** START OF THE DATA **

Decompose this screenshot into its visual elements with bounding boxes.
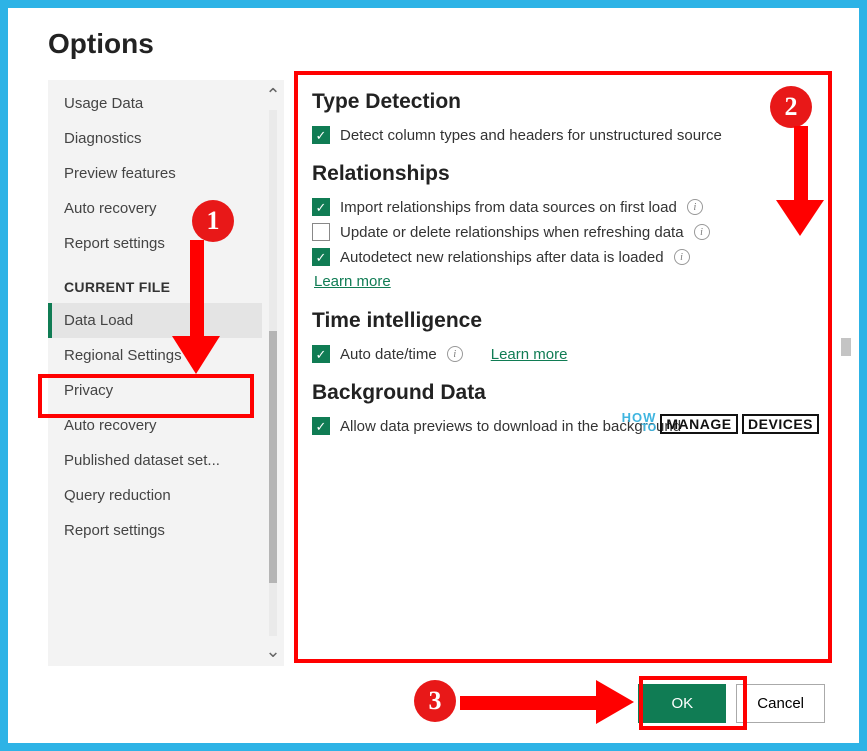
sidebar-item-preview-features[interactable]: Preview features	[48, 156, 262, 191]
option-update-delete-relationships[interactable]: Update or delete relationships when refr…	[312, 223, 825, 241]
info-icon[interactable]: i	[447, 346, 463, 362]
learn-more-link[interactable]: Learn more	[491, 346, 568, 363]
option-import-relationships[interactable]: ✓ Import relationships from data sources…	[312, 198, 825, 216]
sidebar-section-current-file: CURRENT FILE	[48, 261, 262, 303]
scroll-thumb[interactable]	[269, 331, 277, 583]
option-label: Auto date/time	[340, 346, 437, 363]
learn-more-link[interactable]: Learn more	[314, 273, 391, 290]
sidebar-item-regional-settings[interactable]: Regional Settings	[48, 338, 262, 373]
sidebar-item-report-settings[interactable]: Report settings	[48, 226, 262, 261]
option-label: Import relationships from data sources o…	[340, 199, 677, 216]
option-detect-column-types[interactable]: ✓ Detect column types and headers for un…	[312, 126, 825, 144]
checkbox-icon[interactable]: ✓	[312, 417, 330, 435]
checkbox-icon[interactable]: ✓	[312, 248, 330, 266]
content-area: Usage Data Diagnostics Preview features …	[48, 80, 829, 666]
chevron-up-icon[interactable]: ⌃	[265, 86, 280, 104]
sidebar-item-auto-recovery[interactable]: Auto recovery	[48, 191, 262, 226]
option-auto-date-time[interactable]: ✓ Auto date/time i Learn more	[312, 345, 825, 363]
sidebar-item-usage-data[interactable]: Usage Data	[48, 86, 262, 121]
main-scrollbar-thumb[interactable]	[841, 338, 851, 356]
option-background-download[interactable]: ✓ Allow data previews to download in the…	[312, 417, 825, 435]
option-label: Detect column types and headers for unst…	[340, 127, 722, 144]
checkbox-icon[interactable]	[312, 223, 330, 241]
sidebar-item-published-dataset[interactable]: Published dataset set...	[48, 443, 262, 478]
section-time-intelligence: Time intelligence	[312, 309, 825, 333]
info-icon[interactable]: i	[694, 224, 710, 240]
scroll-track[interactable]	[269, 110, 277, 636]
sidebar-list: Usage Data Diagnostics Preview features …	[48, 80, 262, 666]
sidebar-scrollbar[interactable]: ⌃ ⌄	[262, 80, 284, 666]
section-type-detection: Type Detection	[312, 90, 825, 114]
sidebar: Usage Data Diagnostics Preview features …	[48, 80, 284, 666]
section-relationships: Relationships	[312, 162, 825, 186]
info-icon[interactable]: i	[687, 199, 703, 215]
options-dialog: Options Usage Data Diagnostics Preview f…	[8, 8, 859, 743]
sidebar-item-diagnostics[interactable]: Diagnostics	[48, 121, 262, 156]
sidebar-item-query-reduction[interactable]: Query reduction	[48, 478, 262, 513]
option-label: Allow data previews to download in the b…	[340, 418, 681, 435]
section-background-data: Background Data	[312, 381, 825, 405]
checkbox-icon[interactable]: ✓	[312, 126, 330, 144]
info-icon[interactable]: i	[674, 249, 690, 265]
option-label: Autodetect new relationships after data …	[340, 249, 664, 266]
sidebar-item-data-load[interactable]: Data Load	[48, 303, 262, 338]
dialog-title: Options	[48, 28, 829, 60]
dialog-buttons: OK Cancel	[48, 684, 829, 723]
sidebar-item-privacy[interactable]: Privacy	[48, 373, 262, 408]
chevron-down-icon[interactable]: ⌄	[265, 642, 280, 660]
main-scrollbar[interactable]	[841, 116, 851, 656]
ok-button[interactable]: OK	[638, 684, 726, 723]
option-label: Update or delete relationships when refr…	[340, 224, 684, 241]
option-autodetect-relationships[interactable]: ✓ Autodetect new relationships after dat…	[312, 248, 825, 266]
checkbox-icon[interactable]: ✓	[312, 345, 330, 363]
main-panel: Type Detection ✓ Detect column types and…	[312, 80, 829, 666]
cancel-button[interactable]: Cancel	[736, 684, 825, 723]
sidebar-item-report-settings-file[interactable]: Report settings	[48, 513, 262, 548]
sidebar-item-auto-recovery-file[interactable]: Auto recovery	[48, 408, 262, 443]
checkbox-icon[interactable]: ✓	[312, 198, 330, 216]
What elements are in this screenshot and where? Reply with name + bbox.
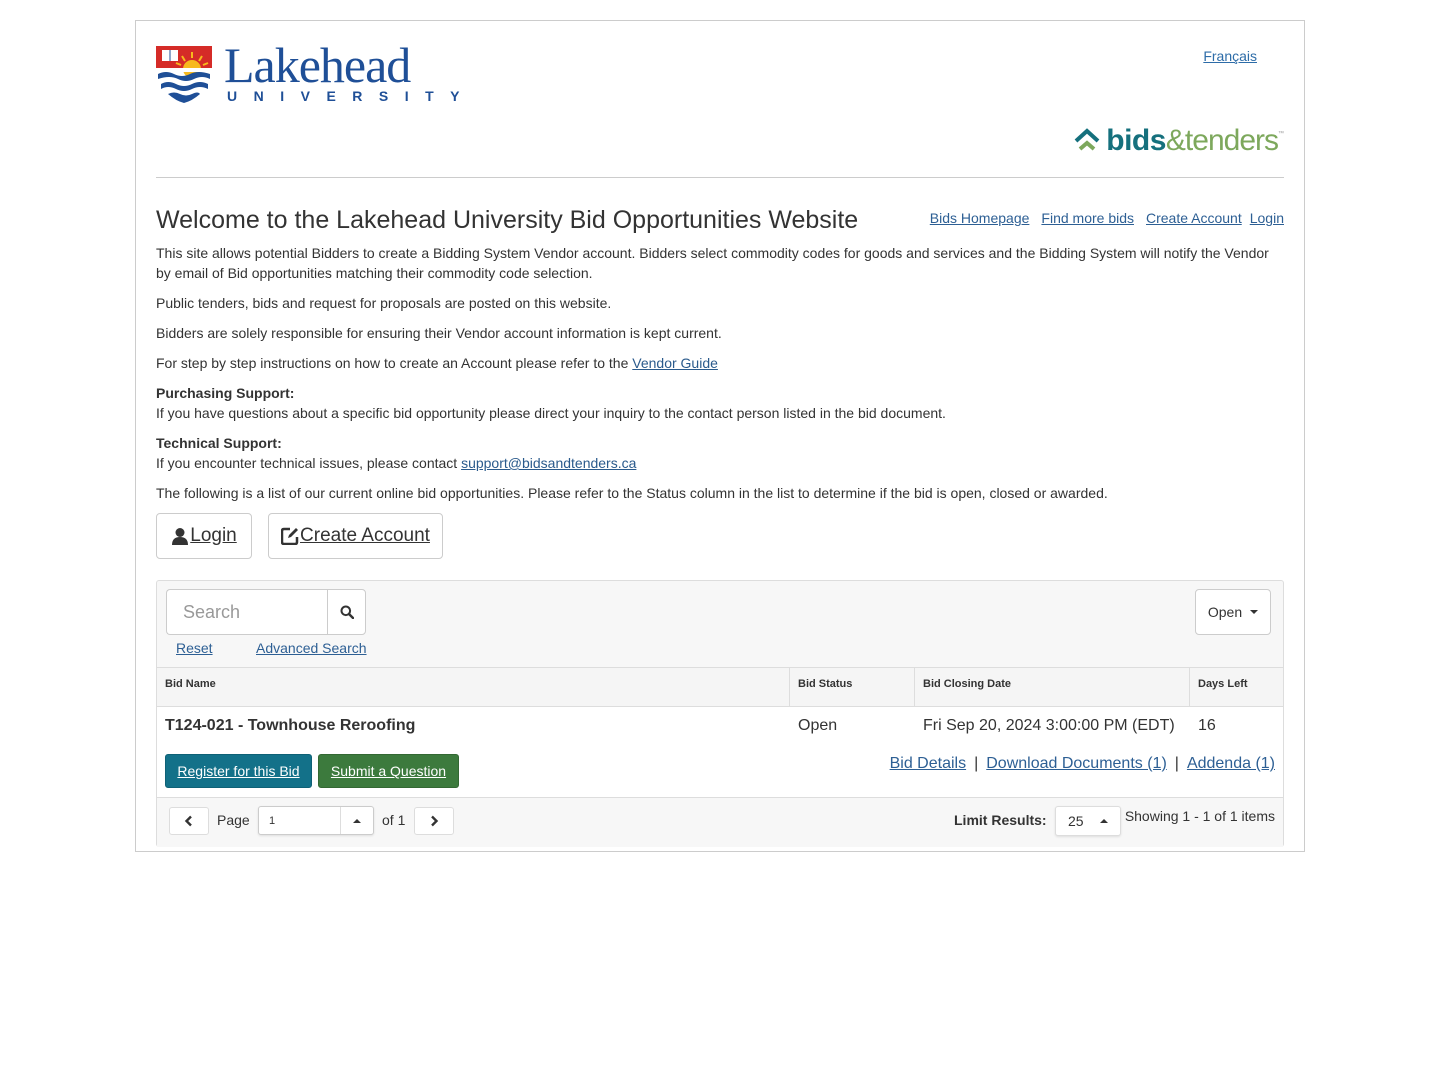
vendor-guide-paragraph: For step by step instructions on how to …: [156, 353, 1284, 373]
support-email-link[interactable]: support@bidsandtenders.ca: [461, 455, 636, 471]
responsibility-paragraph: Bidders are solely responsible for ensur…: [156, 325, 722, 341]
previous-page-button[interactable]: [169, 807, 209, 835]
column-header-bid-name[interactable]: Bid Name: [157, 668, 790, 706]
nav-bids-homepage[interactable]: Bids Homepage: [930, 210, 1030, 226]
brand-tenders-text: &tenders: [1165, 124, 1279, 157]
bid-days-left: 16: [1198, 717, 1216, 734]
page-title: Welcome to the Lakehead University Bid O…: [156, 206, 859, 234]
caret-up-icon: [353, 818, 361, 823]
purchasing-support-heading: Purchasing Support:: [156, 385, 295, 401]
limit-results-label: Limit Results:: [954, 812, 1047, 828]
language-link-francais[interactable]: Français: [1203, 48, 1257, 64]
column-header-bid-closing-date[interactable]: Bid Closing Date: [915, 668, 1190, 706]
bid-name: T124-021 - Townhouse Reroofing: [165, 717, 416, 734]
bids-table: Bid Name Bid Status Bid Closing Date Day…: [157, 667, 1283, 797]
edit-icon: [281, 527, 299, 545]
nav-login[interactable]: Login: [1250, 210, 1284, 226]
page-number-value: 1: [269, 815, 276, 827]
create-account-button[interactable]: Create Account: [268, 513, 443, 559]
page-label: Page: [217, 812, 250, 828]
table-header: Bid Name Bid Status Bid Closing Date Day…: [157, 667, 1283, 707]
bids-and-tenders-logo[interactable]: bids &tenders ™: [1074, 125, 1284, 157]
brand-trademark: ™: [1278, 131, 1284, 137]
lakehead-university-logo[interactable]: Lakehead UNIVERSITY: [156, 40, 460, 106]
status-filter-value: Open: [1207, 604, 1243, 620]
page-container: Lakehead UNIVERSITY Français bids &tende…: [135, 20, 1305, 852]
limit-results-dropdown[interactable]: 25: [1055, 806, 1121, 836]
university-subtitle: UNIVERSITY: [227, 88, 477, 104]
download-documents-link[interactable]: Download Documents (1): [986, 755, 1167, 773]
column-header-days-left[interactable]: Days Left: [1190, 668, 1283, 706]
technical-support: Technical Support: If you encounter tech…: [156, 433, 1284, 473]
search-icon: [340, 605, 354, 619]
search-button[interactable]: [327, 589, 366, 635]
chevron-left-icon: [184, 815, 192, 827]
header: Lakehead UNIVERSITY Français bids &tende…: [156, 21, 1284, 178]
login-button[interactable]: Login: [156, 513, 252, 559]
nav-find-more-bids[interactable]: Find more bids: [1041, 210, 1134, 226]
nav-create-account[interactable]: Create Account: [1146, 210, 1242, 226]
technical-support-text: If you encounter technical issues, pleas…: [156, 455, 462, 471]
submit-question-button[interactable]: Submit a Question: [318, 754, 459, 788]
advanced-search-link[interactable]: Advanced Search: [256, 640, 367, 656]
page-count: of 1: [382, 812, 406, 828]
intro-paragraph: This site allows potential Bidders to cr…: [156, 245, 1269, 281]
page-spinner[interactable]: [340, 807, 373, 834]
purchasing-support-text: If you have questions about a specific b…: [156, 405, 946, 421]
bid-details-link[interactable]: Bid Details: [890, 755, 966, 773]
results-summary: Showing 1 - 1 of 1 items: [1124, 808, 1275, 824]
link-separator: |: [1174, 755, 1179, 772]
bid-status: Open: [798, 717, 838, 734]
limit-results-value: 25: [1068, 813, 1084, 829]
search-group: [166, 589, 366, 635]
chevron-right-icon: [431, 815, 439, 827]
bids-panel: Reset Advanced Search Open Bid Name Bid …: [156, 580, 1284, 847]
login-button-label: Login: [190, 525, 237, 546]
addenda-link[interactable]: Addenda (1): [1187, 755, 1275, 773]
pagination-bar: Page 1 of 1 Limit Results: 25 Showing 1 …: [157, 797, 1283, 847]
brand-bids-text: bids: [1106, 124, 1166, 157]
link-separator: |: [974, 755, 979, 772]
next-page-button[interactable]: [414, 807, 454, 835]
caret-up-icon: [1100, 819, 1108, 823]
page-number-input[interactable]: 1: [258, 806, 374, 835]
column-header-bid-status[interactable]: Bid Status: [790, 668, 915, 706]
create-account-button-label: Create Account: [300, 525, 430, 546]
vendor-guide-link[interactable]: Vendor Guide: [632, 355, 718, 371]
vendor-guide-text: For step by step instructions on how to …: [156, 355, 633, 371]
chevrons-up-icon: [1074, 128, 1100, 151]
table-row: T124-021 - Townhouse Reroofing Open Fri …: [157, 707, 1283, 797]
caret-down-icon: [1250, 610, 1259, 614]
bid-closing-date: Fri Sep 20, 2024 3:00:00 PM (EDT): [923, 717, 1175, 734]
public-tenders-paragraph: Public tenders, bids and request for pro…: [156, 295, 612, 311]
bid-row-links: Bid Details | Download Documents (1) | A…: [890, 755, 1275, 773]
user-icon: [172, 528, 189, 545]
search-input[interactable]: [166, 589, 327, 635]
top-navigation: Bids Homepage Find more bids Create Acco…: [930, 210, 1284, 226]
purchasing-support: Purchasing Support: If you have question…: [156, 383, 1284, 423]
university-crest-icon: [156, 46, 212, 104]
bid-list-intro: The following is a list of our current o…: [156, 485, 1108, 501]
register-for-bid-button[interactable]: Register for this Bid: [165, 754, 312, 788]
technical-support-heading: Technical Support:: [156, 435, 282, 451]
university-wordmark: Lakehead: [224, 37, 411, 93]
status-filter-dropdown[interactable]: Open: [1195, 589, 1271, 635]
reset-link[interactable]: Reset: [176, 640, 213, 656]
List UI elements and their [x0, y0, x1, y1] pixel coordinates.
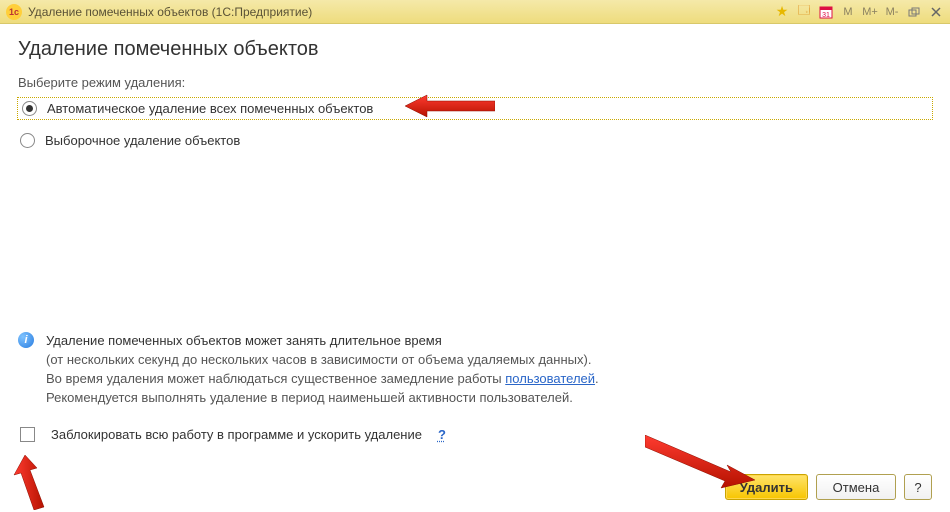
window-title: Удаление помеченных объектов (1С:Предпри… — [28, 5, 312, 19]
cancel-button[interactable]: Отмена — [816, 474, 896, 500]
mode-selective-radio[interactable] — [20, 133, 35, 148]
mode-auto-radio[interactable] — [22, 101, 37, 116]
block-work-checkbox[interactable] — [20, 427, 35, 442]
favorite-icon[interactable]: ★ — [772, 3, 792, 21]
info-icon: i — [18, 332, 34, 348]
block-work-help[interactable]: ? — [438, 427, 446, 442]
calendar-icon[interactable]: 31 — [816, 3, 836, 21]
calculator-icon[interactable]: 🗔 — [794, 3, 814, 21]
titlebar: 1c Удаление помеченных объектов (1С:Пред… — [0, 0, 950, 24]
mode-selective-row[interactable]: Выборочное удаление объектов — [18, 129, 932, 152]
users-link[interactable]: пользователей — [505, 371, 595, 386]
app-logo-icon: 1c — [6, 4, 22, 20]
mode-auto-label: Автоматическое удаление всех помеченных … — [47, 101, 373, 116]
mode-auto-row[interactable]: Автоматическое удаление всех помеченных … — [18, 98, 932, 119]
block-work-label: Заблокировать всю работу в программе и у… — [51, 427, 422, 442]
mode-selective-label: Выборочное удаление объектов — [45, 133, 240, 148]
help-button[interactable]: ? — [904, 474, 932, 500]
mode-prompt: Выберите режим удаления: — [18, 75, 932, 90]
page-title: Удаление помеченных объектов — [18, 38, 932, 61]
annotation-arrow-icon — [10, 455, 60, 510]
memory-m-button[interactable]: M — [838, 3, 858, 21]
info-text: Удаление помеченных объектов может занят… — [46, 332, 599, 407]
delete-button[interactable]: Удалить — [725, 474, 808, 500]
window-restore-button[interactable] — [904, 3, 924, 21]
svg-text:31: 31 — [822, 12, 830, 19]
memory-mplus-button[interactable]: M+ — [860, 3, 880, 21]
memory-mminus-button[interactable]: M- — [882, 3, 902, 21]
window-close-button[interactable] — [926, 3, 946, 21]
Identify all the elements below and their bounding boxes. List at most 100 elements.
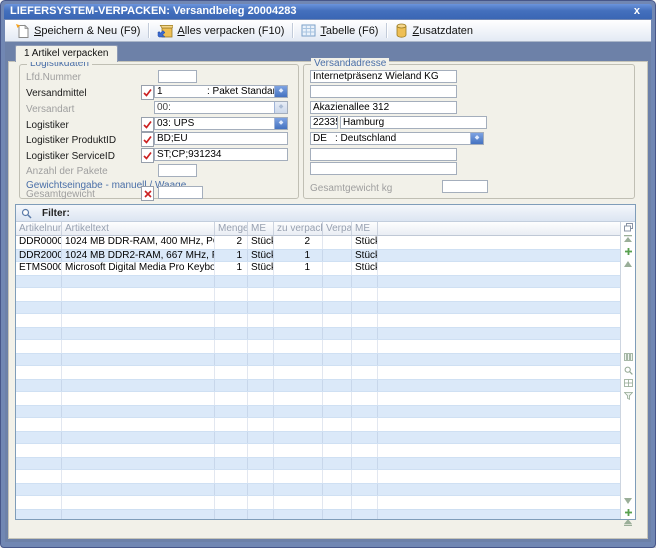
cell-artikelnummer xyxy=(16,510,62,519)
address-street-field[interactable]: Akazienallee 312 xyxy=(310,101,457,114)
cell-artikeltext xyxy=(62,418,215,431)
cell-verpackt xyxy=(323,262,352,275)
cell-verpackt xyxy=(323,392,352,405)
cell-me xyxy=(248,496,274,509)
table-row-empty[interactable] xyxy=(16,301,621,314)
cell-menge xyxy=(215,354,248,365)
cell-menge xyxy=(215,288,248,301)
cell-me2 xyxy=(352,354,378,365)
window-title: LIEFERSYSTEM-VERPACKEN: Versandbeleg 200… xyxy=(10,4,628,19)
search-icon[interactable] xyxy=(21,208,32,219)
grid-side-toolbar xyxy=(620,222,635,519)
table-row-empty[interactable] xyxy=(16,444,621,457)
serviceid-field[interactable]: ST;CP;931234 xyxy=(154,148,288,161)
cell-menge xyxy=(215,380,248,391)
address-name2-field[interactable] xyxy=(310,85,457,98)
cell-artikeltext xyxy=(62,288,215,301)
cell-me xyxy=(248,354,274,365)
table-row-empty[interactable] xyxy=(16,470,621,483)
address-extra2-field[interactable] xyxy=(310,162,457,175)
table-row-empty[interactable] xyxy=(16,509,621,519)
dropdown-arrow-icon: ◆ xyxy=(274,102,287,113)
pack-all-button[interactable]: Alles verpacken (F10) xyxy=(151,22,290,39)
cell-artikeltext: Microsoft Digital Media Pro Keyboard xyxy=(62,262,215,275)
close-button[interactable]: x xyxy=(628,4,646,19)
search-icon[interactable] xyxy=(623,366,633,375)
country-combo[interactable]: DE: Deutschland ◆ xyxy=(310,132,484,145)
cell-artikeltext xyxy=(62,366,215,379)
address-zip-field[interactable]: 22335 xyxy=(310,116,338,129)
columns-icon[interactable] xyxy=(623,353,633,361)
cell-me2: Stück xyxy=(352,236,378,249)
logistiker-combo[interactable]: 03: UPS ◆ xyxy=(154,117,288,130)
table-row-empty[interactable] xyxy=(16,275,621,288)
column-header-zu_verpacken[interactable]: zu verpacke xyxy=(274,222,323,235)
cell-verpackt xyxy=(323,250,352,261)
cell-me xyxy=(248,484,274,495)
filter-funnel-icon[interactable] xyxy=(623,392,633,400)
table-row-empty[interactable] xyxy=(16,353,621,366)
scroll-down-icon[interactable] xyxy=(623,498,633,504)
dropdown-arrow-icon[interactable]: ◆ xyxy=(470,133,483,144)
column-header-verpackt[interactable]: Verpackt xyxy=(323,222,352,235)
cell-verpackt xyxy=(323,328,352,339)
table-row[interactable]: ETMS00003Microsoft Digital Media Pro Key… xyxy=(16,262,621,275)
versandart-label: Versandart xyxy=(26,104,74,115)
table-row-empty[interactable] xyxy=(16,457,621,470)
scroll-plus-down-icon[interactable] xyxy=(623,509,633,516)
gesamtgewicht-label: Gesamtgewicht xyxy=(26,189,95,200)
scroll-last-icon[interactable] xyxy=(623,519,633,526)
table-row-empty[interactable] xyxy=(16,327,621,340)
table-row-empty[interactable] xyxy=(16,288,621,301)
address-name1-field[interactable]: Internetpräsenz Wieland KG xyxy=(310,70,457,83)
lfd-nummer-field[interactable] xyxy=(158,70,197,83)
scroll-first-icon[interactable] xyxy=(623,235,633,242)
cell-menge xyxy=(215,496,248,509)
gesamtgewicht-kg-field[interactable] xyxy=(442,180,488,193)
cell-filler xyxy=(378,444,621,457)
gesamtgewicht-field[interactable] xyxy=(158,186,203,199)
save-new-button[interactable]: Speichern & Neu (F9) xyxy=(9,22,146,39)
additional-data-button[interactable]: Zusatzdaten xyxy=(389,22,479,39)
scroll-plus-up-icon[interactable] xyxy=(623,248,633,255)
table-row-empty[interactable] xyxy=(16,392,621,405)
cell-artikelnummer xyxy=(16,340,62,353)
column-header-artikeltext[interactable]: Artikeltext xyxy=(62,222,215,235)
produktid-field[interactable]: BD;EU xyxy=(154,132,288,145)
cell-artikelnummer xyxy=(16,496,62,509)
app-window: LIEFERSYSTEM-VERPACKEN: Versandbeleg 200… xyxy=(0,0,656,548)
table-row-empty[interactable] xyxy=(16,379,621,392)
table-row[interactable]: DDR000081024 MB DDR-RAM, 400 MHz, PC-320… xyxy=(16,236,621,249)
cell-artikelnummer xyxy=(16,328,62,339)
cell-zu_verpacken xyxy=(274,406,323,417)
table-row-empty[interactable] xyxy=(16,483,621,496)
address-extra1-field[interactable] xyxy=(310,148,457,161)
cell-menge xyxy=(215,328,248,339)
column-header-artikelnummer[interactable]: Artikelnummer xyxy=(16,222,62,235)
cell-artikelnummer xyxy=(16,458,62,469)
table-row-empty[interactable] xyxy=(16,496,621,509)
table-row-empty[interactable] xyxy=(16,340,621,353)
table-row-empty[interactable] xyxy=(16,431,621,444)
address-city-field[interactable]: Hamburg xyxy=(340,116,487,129)
table-row-empty[interactable] xyxy=(16,405,621,418)
anzahl-pakete-field[interactable] xyxy=(158,164,197,177)
table-row-empty[interactable] xyxy=(16,418,621,431)
scroll-up-icon[interactable] xyxy=(623,261,633,267)
table-row-empty[interactable] xyxy=(16,314,621,327)
column-header-me2[interactable]: ME xyxy=(352,222,378,235)
cells-icon[interactable] xyxy=(623,379,633,387)
tab-artikel-verpacken[interactable]: 1 Artikel verpacken xyxy=(15,45,118,62)
table-row[interactable]: DDR2000081024 MB DDR2-RAM, 667 MHz, PC2-… xyxy=(16,249,621,262)
versandmittel-combo[interactable]: 1: Paket Standard ◆ xyxy=(154,85,288,98)
column-header-menge[interactable]: Menge xyxy=(215,222,248,235)
dropdown-arrow-icon[interactable]: ◆ xyxy=(274,86,287,97)
table-row-empty[interactable] xyxy=(16,366,621,379)
cell-me xyxy=(248,392,274,405)
table-button[interactable]: Tabelle (F6) xyxy=(295,23,384,38)
column-header-filler[interactable] xyxy=(378,222,621,235)
cell-menge xyxy=(215,432,248,443)
column-header-me[interactable]: ME xyxy=(248,222,274,235)
dropdown-arrow-icon[interactable]: ◆ xyxy=(274,118,287,129)
select-all-icon[interactable] xyxy=(623,223,633,232)
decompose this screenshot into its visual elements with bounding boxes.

** END OF THE DATA **

• _DIRECTIONS FOR THIS TASK_: Copy out the part of the records that opens with the line containing "156, 262, 191]" and closes with the line containing "sidebar-list: Usage Data". Include both of those lines, and reproduce every line unchanged.

• _RESPONSE TO THE TASK_:
sidebar-item-preview-features[interactable]: Preview features	[48, 156, 262, 191]
option-update-delete-relationships[interactable]: Update or delete relationships when refr…	[312, 223, 825, 241]
info-icon[interactable]: i	[447, 346, 463, 362]
learn-more-link[interactable]: Learn more	[491, 346, 568, 363]
option-import-relationships[interactable]: ✓ Import relationships from data sources…	[312, 198, 825, 216]
sidebar-section-current-file: CURRENT FILE	[48, 261, 262, 303]
scroll-thumb[interactable]	[269, 331, 277, 583]
option-label: Auto date/time	[340, 346, 437, 363]
learn-more-link[interactable]: Learn more	[314, 273, 391, 290]
sidebar-item-regional-settings[interactable]: Regional Settings	[48, 338, 262, 373]
sidebar-item-report-settings[interactable]: Report settings	[48, 226, 262, 261]
option-label: Import relationships from data sources o…	[340, 199, 677, 216]
option-detect-column-types[interactable]: ✓ Detect column types and headers for un…	[312, 126, 825, 144]
checkbox-icon[interactable]: ✓	[312, 417, 330, 435]
checkbox-icon[interactable]: ✓	[312, 248, 330, 266]
content-area: Usage Data Diagnostics Preview features …	[48, 80, 829, 666]
chevron-up-icon[interactable]: ⌃	[265, 86, 280, 104]
sidebar-item-auto-recovery[interactable]: Auto recovery	[48, 191, 262, 226]
option-auto-date-time[interactable]: ✓ Auto date/time i Learn more	[312, 345, 825, 363]
sidebar-item-usage-data[interactable]: Usage Data	[48, 86, 262, 121]
main-scrollbar-thumb[interactable]	[841, 338, 851, 356]
option-background-download[interactable]: ✓ Allow data previews to download in the…	[312, 417, 825, 435]
option-label: Detect column types and headers for unst…	[340, 127, 722, 144]
checkbox-icon[interactable]	[312, 223, 330, 241]
sidebar-item-published-dataset[interactable]: Published dataset set...	[48, 443, 262, 478]
section-time-intelligence: Time intelligence	[312, 309, 825, 333]
info-icon[interactable]: i	[694, 224, 710, 240]
scroll-track[interactable]	[269, 110, 277, 636]
sidebar-list: Usage Data Diagnostics Preview features …	[48, 80, 262, 666]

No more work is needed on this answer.